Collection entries

+++

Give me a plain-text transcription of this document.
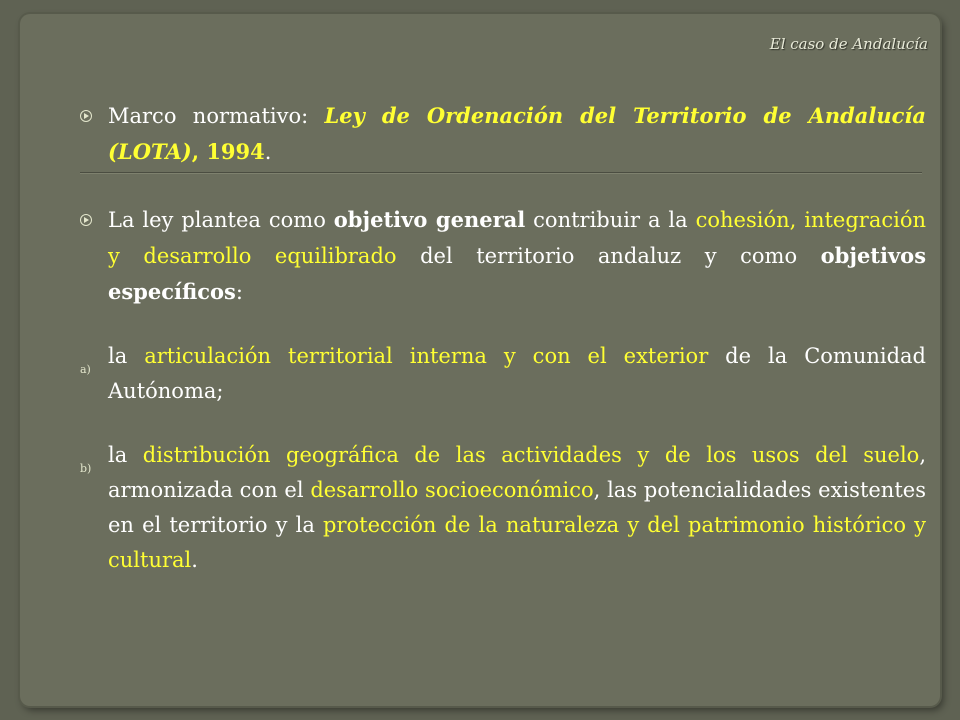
El caso de Andalucía
Marco normativo: Ley de Ordenación del Territorio de Andalucía (LOTA), 1994.
La ley plantea como objetivo general contribuir a la cohesión, integración y desarrollo equilibrado del territorio andaluz y como objetivos específicos:
a)
la articulación territorial interna y con el exterior de la Comunidad Autónoma;
b)
la distribución geográfica de las actividades y de los usos del suelo, armonizada con el desarrollo socioeconómico, las potencialidades existentes en el territorio y la protección de la naturaleza y del patrimonio histórico y cultural.
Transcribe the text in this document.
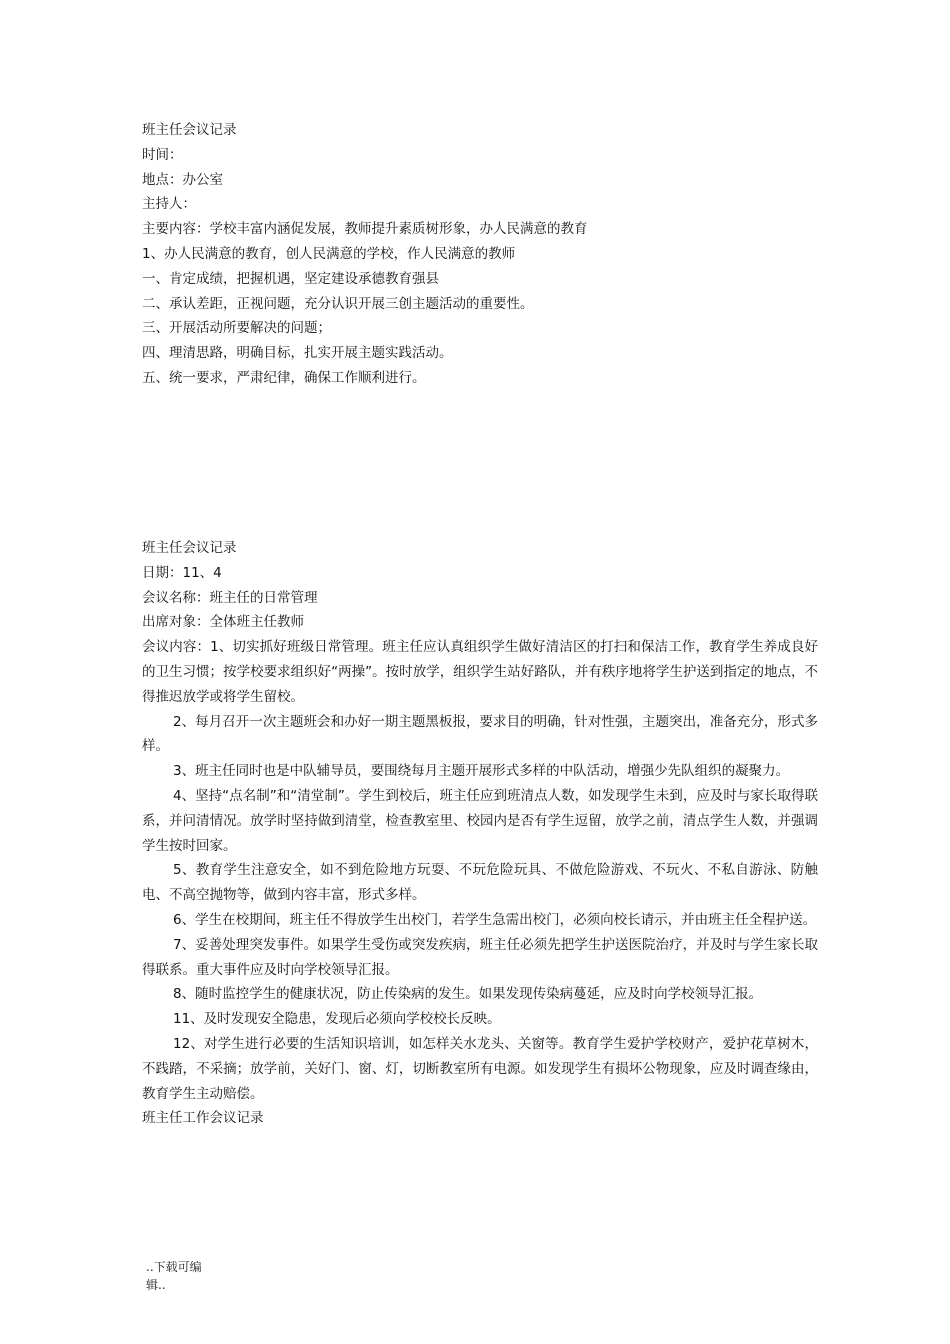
班主任会议记录

时间：

地点：办公室

主持人：

主要内容：学校丰富内涵促发展，教师提升素质树形象，办人民满意的教育

1、办人民满意的教育，创人民满意的学校，作人民满意的教师

一、肯定成绩，把握机遇，坚定建设承德教育强县

二、承认差距，正视问题，充分认识开展三创主题活动的重要性。

三、开展活动所要解决的问题；

四、理清思路，明确目标，扎实开展主题实践活动。

五、统一要求，严肃纪律，确保工作顺利进行。

班主任会议记录

日期：11、4

会议名称：班主任的日常管理

出席对象：全体班主任教师

会议内容：1、切实抓好班级日常管理。班主任应认真组织学生做好清洁区的打扫和保洁工作，教育学生养成良好的卫生习惯；按学校要求组织好“两操”。按时放学，组织学生站好路队，并有秩序地将学生护送到指定的地点，不得推迟放学或将学生留校。

2、每月召开一次主题班会和办好一期主题黑板报，要求目的明确，针对性强，主题突出，准备充分，形式多样。

3、班主任同时也是中队辅导员，要围绕每月主题开展形式多样的中队活动，增强少先队组织的凝聚力。

4、坚持“点名制”和“清堂制”。学生到校后，班主任应到班清点人数，如发现学生未到，应及时与家长取得联系，并问清情况。放学时坚持做到清堂，检查教室里、校园内是否有学生逗留，放学之前，清点学生人数，并强调学生按时回家。

5、教育学生注意安全，如不到危险地方玩耍、不玩危险玩具、不做危险游戏、不玩火、不私自游泳、防触电、不高空抛物等，做到内容丰富，形式多样。

6、学生在校期间，班主任不得放学生出校门，若学生急需出校门，必须向校长请示，并由班主任全程护送。

7、妥善处理突发事件。如果学生受伤或突发疾病，班主任必须先把学生护送医院治疗，并及时与学生家长取得联系。重大事件应及时向学校领导汇报。

8、随时监控学生的健康状况，防止传染病的发生。如果发现传染病蔓延，应及时向学校领导汇报。

11、及时发现安全隐患，发现后必须向学校校长反映。

12、对学生进行必要的生活知识培训，如怎样关水龙头、关窗等。教育学生爱护学校财产，爱护花草树木，不践踏，不采摘；放学前，关好门、窗、灯，切断教室所有电源。如发现学生有损坏公物现象，应及时调查缘由，教育学生主动赔偿。

班主任工作会议记录

..下载可编
辑..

+++

* [Exercise goal]:
Identify the lines in the entries above that contain "text", then copy them out.

* [Solution below]:
Give me a plain-text transcription of this document.
Transcribe the text in this document.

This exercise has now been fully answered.